::: LISTING

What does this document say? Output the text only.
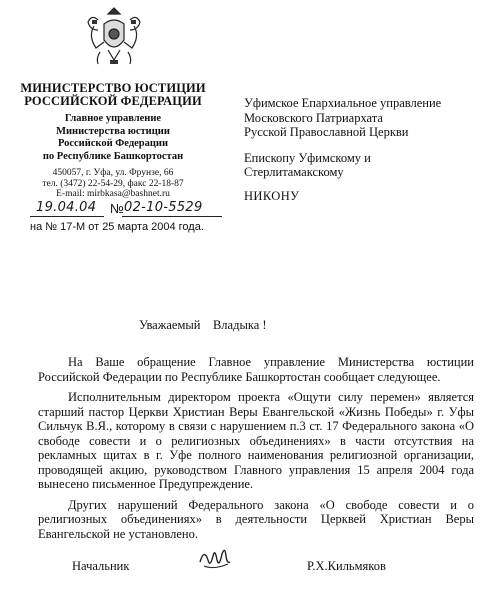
МИНИСТЕРСТВО ЮСТИЦИИ
РОССИЙСКОЙ ФЕДЕРАЦИИ
Главное управление
Министерства юстиции
Российской Федерации
по Республике Башкортостан
450057, г. Уфа, ул. Фрунзе, 66
тел. (3472) 22-54-29, факс 22-18-87
E-mail: mirbkasa@bashnet.ru
19.04.04 № 02-10-5529
на № 17-М от 25 марта 2004 года.
Уфимское Епархиальное управление
Московского Патриархата
Русской Православной Церкви
Епископу Уфимскому и
Стерлитамакскому
НИКОНУ
Уважаемый    Владыка !

На Ваше обращение Главное управление Министерства юстиции Российской Федерации по Республике Башкортостан сообщает следующее.

Исполнительным директором проекта «Ощути силу перемен» является старший пастор Церкви Христиан Веры Евангельской «Жизнь Победы» г. Уфы Сильчук В.Я., которому в связи с нарушением п.3 ст. 17 Федерального закона «О свободе совести и о религиозных объединениях» в части отсутствия на рекламных щитах в г. Уфе полного наименования религиозной организации, проводящей акцию, руководством Главного управления 15 апреля 2004 года вынесено письменное Предупреждение.

Других нарушений Федерального закона «О свободе совести и о религиозных объединениях» в деятельности Церквей Христиан Веры Евангельской не установлено.

Начальник	Р.Х.Кильмяков
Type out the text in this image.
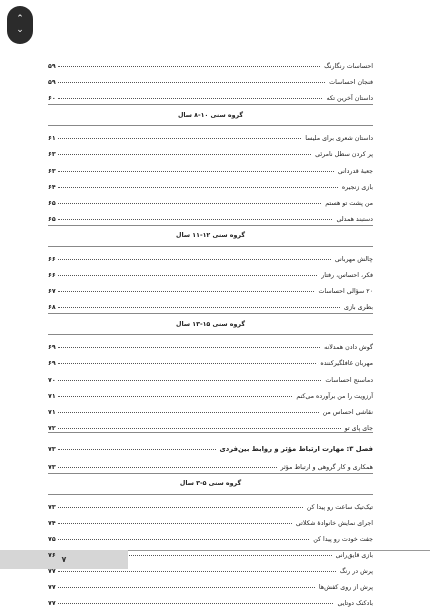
⌃
⌄
احساسات رنگارنگ
۵۹
فنجان احساسات
۵۹
داستان آخرین تکه
۶۰
گروه سنی ۱۰-۸ سال
داستان شعری برای ملیسا
۶۱
پر کردن سطل نامرئی
۶۳
جعبهٔ قدردانی
۶۳
بازی زنجیره
۶۴
من پشت تو هستم
۶۵
دستبند همدلی
۶۵
گروه سنی ۱۲-۱۱ سال
چالش مهربانی
۶۶
فکر، احساس، رفتار
۶۶
۲۰ سؤالی احساسات
۶۷
بطری بازی
۶۸
گروه سنی ۱۵-۱۳ سال
گوش دادن همدلانه
۶۹
مهربان غافلگیرکننده
۶۹
دماسنج احساسات
۷۰
آرزویت را من برآورده می‌کنم
۷۱
نقاشی احساس من
۷۱
جای پای تو
۷۲
فصل ۳: مهارت ارتباط مؤثر و روابط بین‌فردی
۷۳
همکاری و کار گروهی و ارتباط مؤثر
۷۳
گروه سنی ۵-۳ سال
تیک‌تیک ساعت رو پیدا کن
۷۳
اجرای نمایش خانوادهٔ شکلاتی
۷۴
جفت خودت رو پیدا کن
۷۵
بازی قایق‌رانی
۷۶
پرش در رنگ
۷۷
پرش از روی کفش‌ها
۷۷
بادکنک دوتایی
۷۷
۷
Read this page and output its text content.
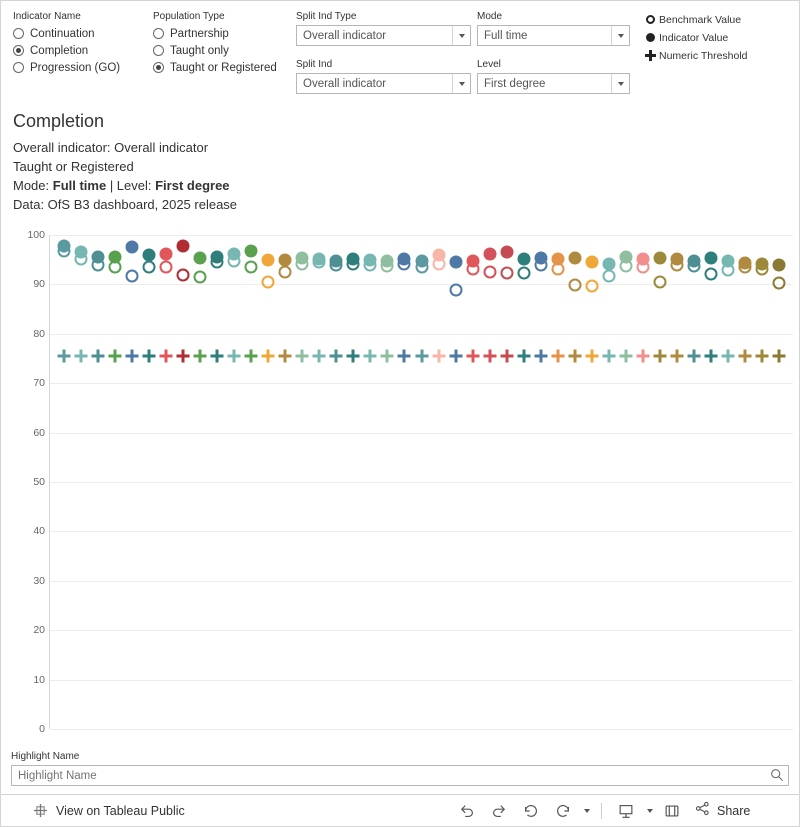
Indicator Name
Continuation
Completion
Progression (GO)
Population Type
Partnership
Taught only
Taught or Registered
Split Ind Type
Overall indicator
Split Ind
Overall indicator
Mode
Full time
Level
First degree
Benchmark Value
Indicator Value
Numeric Threshold
Completion
Overall indicator: Overall indicator
Taught or Registered
Mode: Full time | Level: First degree
Data: OfS B3 dashboard, 2025 release
0
10
20
30
40
50
60
70
80
90
100
Highlight Name
Highlight Name
View on Tableau Public	Share
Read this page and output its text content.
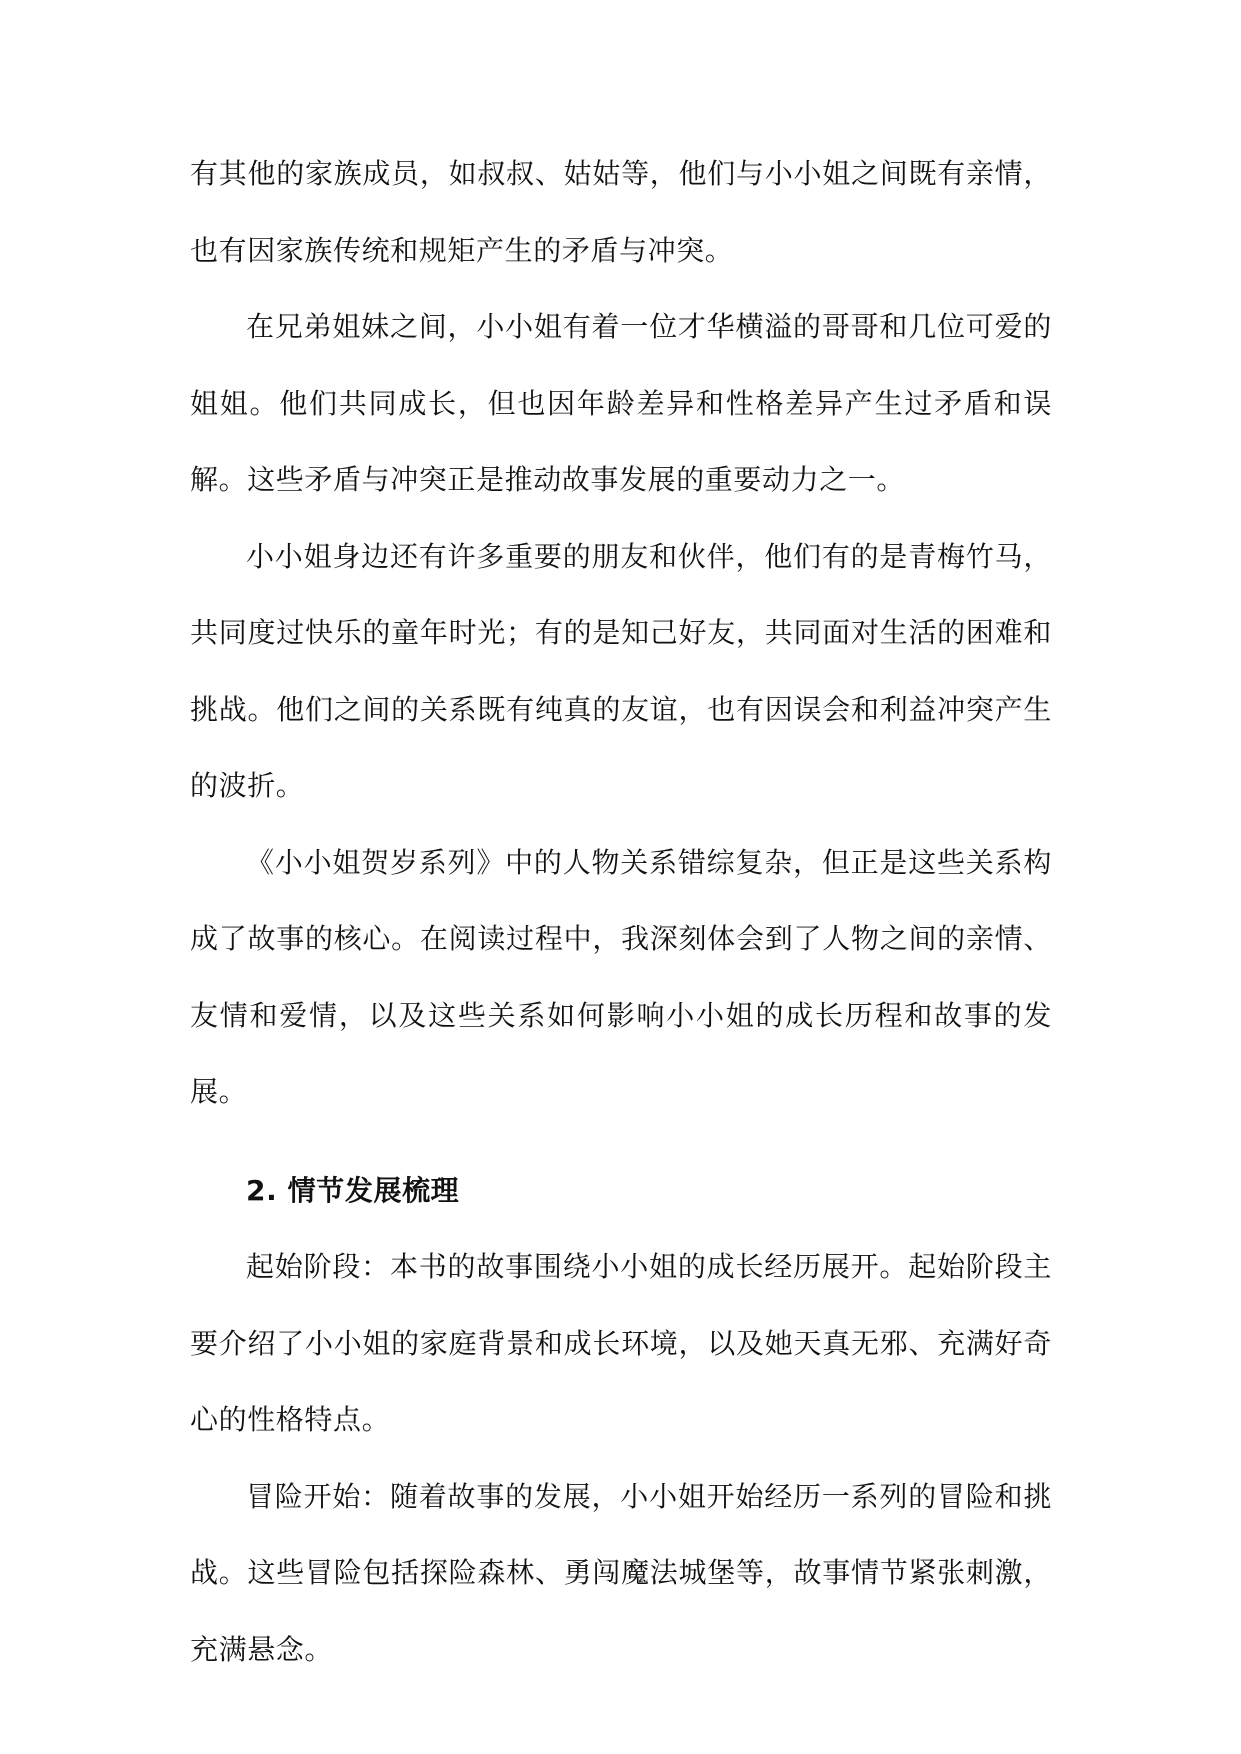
有其他的家族成员，如叔叔、姑姑等，他们与小小姐之间既有亲情，也有因家族传统和规矩产生的矛盾与冲突。

在兄弟姐妹之间，小小姐有着一位才华横溢的哥哥和几位可爱的姐姐。他们共同成长，但也因年龄差异和性格差异产生过矛盾和误解。这些矛盾与冲突正是推动故事发展的重要动力之一。

小小姐身边还有许多重要的朋友和伙伴，他们有的是青梅竹马，共同度过快乐的童年时光；有的是知己好友，共同面对生活的困难和挑战。他们之间的关系既有纯真的友谊，也有因误会和利益冲突产生的波折。

《小小姐贺岁系列》中的人物关系错综复杂，但正是这些关系构成了故事的核心。在阅读过程中，我深刻体会到了人物之间的亲情、友情和爱情，以及这些关系如何影响小小姐的成长历程和故事的发展。

2. 情节发展梳理

起始阶段：本书的故事围绕小小姐的成长经历展开。起始阶段主要介绍了小小姐的家庭背景和成长环境，以及她天真无邪、充满好奇心的性格特点。

冒险开始：随着故事的发展，小小姐开始经历一系列的冒险和挑战。这些冒险包括探险森林、勇闯魔法城堡等，故事情节紧张刺激，充满悬念。
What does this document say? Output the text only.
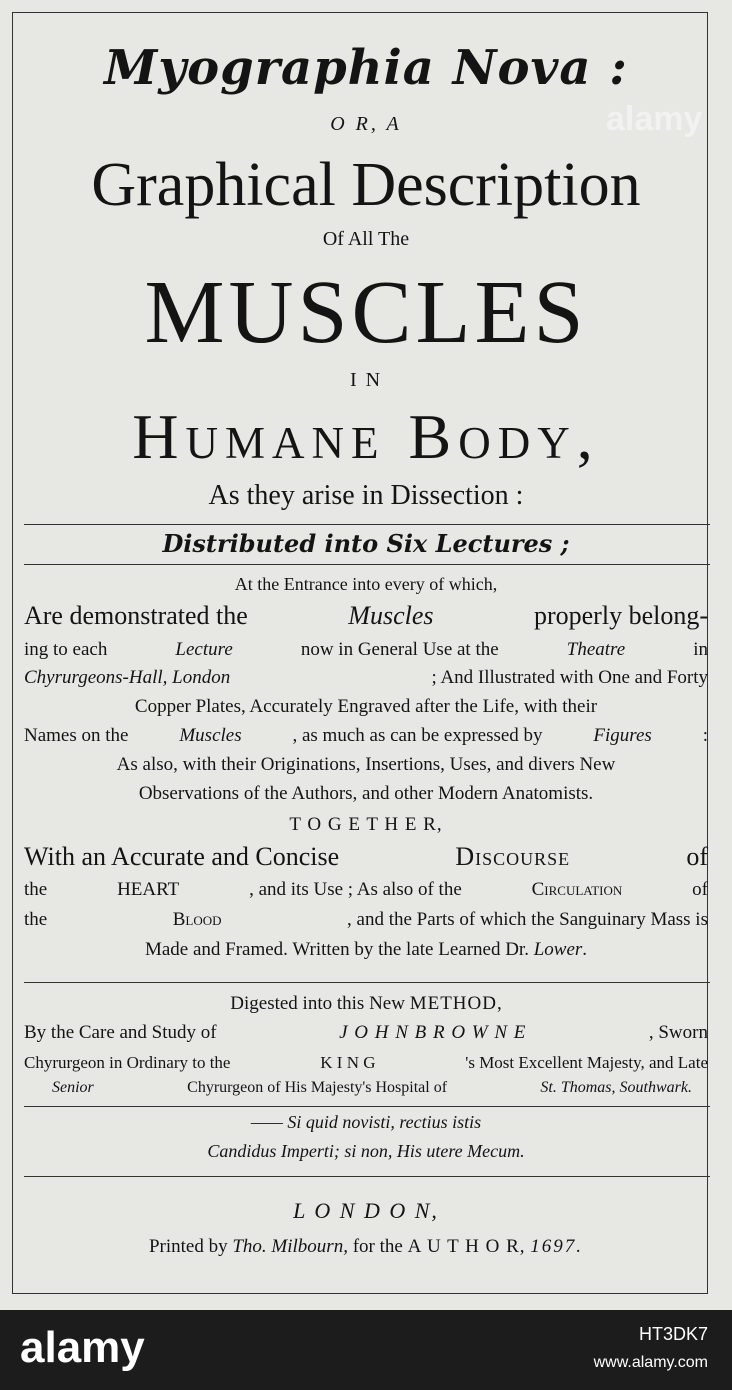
Myographia Nova :
O R, A
Graphical Description
Of All The
MUSCLES
I N
Humane Body,
As they arise in Dissection :
Distributed into Six Lectures ;
At the Entrance into every of which,
Are demonstrated the	Muscles	properly belong-
ing to each	Lecture	now in General Use at the	Theatre	in
Chyrurgeons-Hall, London	; And Illustrated with One and Forty
Copper Plates, Accurately Engraved after the Life, with their
Names on the	Muscles	, as much as can be expressed by	Figures	:
As also, with their Originations, Insertions, Uses, and divers New
Observations of the Authors, and other Modern Anatomists.
T O G E T H E R,
With an Accurate and Concise	Discourse	of
the	HEART	, and its Use ; As also of the	Circulation	of
the	Blood	, and the Parts of which the Sanguinary Mass is
Made and Framed. Written by the late Learned Dr. Lower.
Digested into this New METHOD,
By the Care and Study of	J O H N B R O W N E	, Sworn
Chyrurgeon in Ordinary to the	K I N G	's Most Excellent Majesty, and Late
Senior	Chyrurgeon of His Majesty's Hospital of	St. Thomas, Southwark.
—— Si quid novisti, rectius istis
Candidus Imperti; si non, His utere Mecum.
L O N D O N,
Printed by Tho. Milbourn, for the A U T H O R, 1697.
alamy
alamy	HT3DK7
www.alamy.com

::::::

• _WHAT IS BEING ASKED_:
Skip the images and write out the rest of the listing exactly.

• _SOLUTION FOR THIS TASK_:
What does this document say? Output the text only.
МИНИСТЕРСТВО ЮСТИЦИИ
РОССИЙСКОЙ ФЕДЕРАЦИИ
Главное управление
Министерства юстиции
Российской Федерации
по Республике Башкортостан
450057, г. Уфа, ул. Фрунзе, 66
тел. (3472) 22-54-29, факс 22-18-87
E-mail: mirbkasa@bashnet.ru
19.04.04 № 02-10-5529
на № 17-М от 25 марта 2004 года.
Уфимское Епархиальное управление
Московского Патриархата
Русской Православной Церкви
Епископу Уфимскому и
Стерлитамакскому
НИКОНУ
Уважаемый    Владыка !

На Ваше обращение Главное управление Министерства юстиции Российской Федерации по Республике Башкортостан сообщает следующее.

Исполнительным директором проекта «Ощути силу перемен» является старший пастор Церкви Христиан Веры Евангельской «Жизнь Победы» г. Уфы Сильчук В.Я., которому в связи с нарушением п.3 ст. 17 Федерального закона «О свободе совести и о религиозных объединениях» в части отсутствия на рекламных щитах в г. Уфе полного наименования религиозной организации, проводящей акцию, руководством Главного управления 15 апреля 2004 года вынесено письменное Предупреждение.

Других нарушений Федерального закона «О свободе совести и о религиозных объединениях» в деятельности Церквей Христиан Веры Евангельской не установлено.

Начальник	Р.Х.Кильмяков
Type out the text in this image.
⌃
⌄
احساسات رنگارنگ
۵۹
فنجان احساسات
۵۹
داستان آخرین تکه
۶۰
گروه سنی ۱۰-۸ سال
داستان شعری برای ملیسا
۶۱
پر کردن سطل نامرئی
۶۳
جعبهٔ قدردانی
۶۳
بازی زنجیره
۶۴
من پشت تو هستم
۶۵
دستبند همدلی
۶۵
گروه سنی ۱۲-۱۱ سال
چالش مهربانی
۶۶
فکر، احساس، رفتار
۶۶
۲۰ سؤالی احساسات
۶۷
بطری بازی
۶۸
گروه سنی ۱۵-۱۳ سال
گوش دادن همدلانه
۶۹
مهربان غافلگیرکننده
۶۹
دماسنج احساسات
۷۰
آرزویت را من برآورده می‌کنم
۷۱
نقاشی احساس من
۷۱
جای پای تو
۷۲
فصل ۳: مهارت ارتباط مؤثر و روابط بین‌فردی
۷۳
همکاری و کار گروهی و ارتباط مؤثر
۷۳
گروه سنی ۵-۳ سال
تیک‌تیک ساعت رو پیدا کن
۷۳
اجرای نمایش خانوادهٔ شکلاتی
۷۴
جفت خودت رو پیدا کن
۷۵
بازی قایق‌رانی
۷۶
پرش در رنگ
۷۷
پرش از روی کفش‌ها
۷۷
بادکنک دوتایی
۷۷
۷
Read this page and output its text content.
Indicator Name
Continuation
Completion
Progression (GO)
Population Type
Partnership
Taught only
Taught or Registered
Split Ind Type
Overall indicator
Split Ind
Overall indicator
Mode
Full time
Level
First degree
Benchmark Value
Indicator Value
Numeric Threshold
Completion
Overall indicator: Overall indicator
Taught or Registered
Mode: Full time | Level: First degree
Data: OfS B3 dashboard, 2025 release
0
10
20
30
40
50
60
70
80
90
100
Highlight Name
Highlight Name
View on Tableau Public	Share
Read this page and output its text content.
有其他的家族成员，如叔叔、姑姑等，他们与小小姐之间既有亲情，也有因家族传统和规矩产生的矛盾与冲突。

在兄弟姐妹之间，小小姐有着一位才华横溢的哥哥和几位可爱的姐姐。他们共同成长，但也因年龄差异和性格差异产生过矛盾和误解。这些矛盾与冲突正是推动故事发展的重要动力之一。

小小姐身边还有许多重要的朋友和伙伴，他们有的是青梅竹马，共同度过快乐的童年时光；有的是知己好友，共同面对生活的困难和挑战。他们之间的关系既有纯真的友谊，也有因误会和利益冲突产生的波折。

《小小姐贺岁系列》中的人物关系错综复杂，但正是这些关系构成了故事的核心。在阅读过程中，我深刻体会到了人物之间的亲情、友情和爱情，以及这些关系如何影响小小姐的成长历程和故事的发展。

2. 情节发展梳理

起始阶段：本书的故事围绕小小姐的成长经历展开。起始阶段主要介绍了小小姐的家庭背景和成长环境，以及她天真无邪、充满好奇心的性格特点。

冒险开始：随着故事的发展，小小姐开始经历一系列的冒险和挑战。这些冒险包括探险森林、勇闯魔法城堡等，故事情节紧张刺激，充满悬念。
What does this document say? Output the text only.
Myographia Nova :
O R, A
Graphical Description
Of All The
MUSCLES
I N
Humane Body,
As they arise in Dissection :
Distributed into Six Lectures ;
At the Entrance into every of which,
Are demonstrated the	Muscles	properly belong-
ing to each	Lecture	now in General Use at the	Theatre	in
Chyrurgeons-Hall, London	; And Illustrated with One and Forty
Copper Plates, Accurately Engraved after the Life, with their
Names on the	Muscles	, as much as can be expressed by	Figures	:
As also, with their Originations, Insertions, Uses, and divers New
Observations of the Authors, and other Modern Anatomists.
T O G E T H E R,
With an Accurate and Concise	Discourse	of
the	HEART	, and its Use ; As also of the	Circulation	of
the	Blood	, and the Parts of which the Sanguinary Mass is
Made and Framed. Written by the late Learned Dr. Lower.
Digested into this New METHOD,
By the Care and Study of	J O H N B R O W N E	, Sworn
Chyrurgeon in Ordinary to the	K I N G	's Most Excellent Majesty, and Late
Senior	Chyrurgeon of His Majesty's Hospital of	St. Thomas, Southwark.
—— Si quid novisti, rectius istis
Candidus Imperti; si non, His utere Mecum.
L O N D O N,
Printed by Tho. Milbourn, for the A U T H O R, 1697.
alamy
alamy	HT3DK7
www.alamy.com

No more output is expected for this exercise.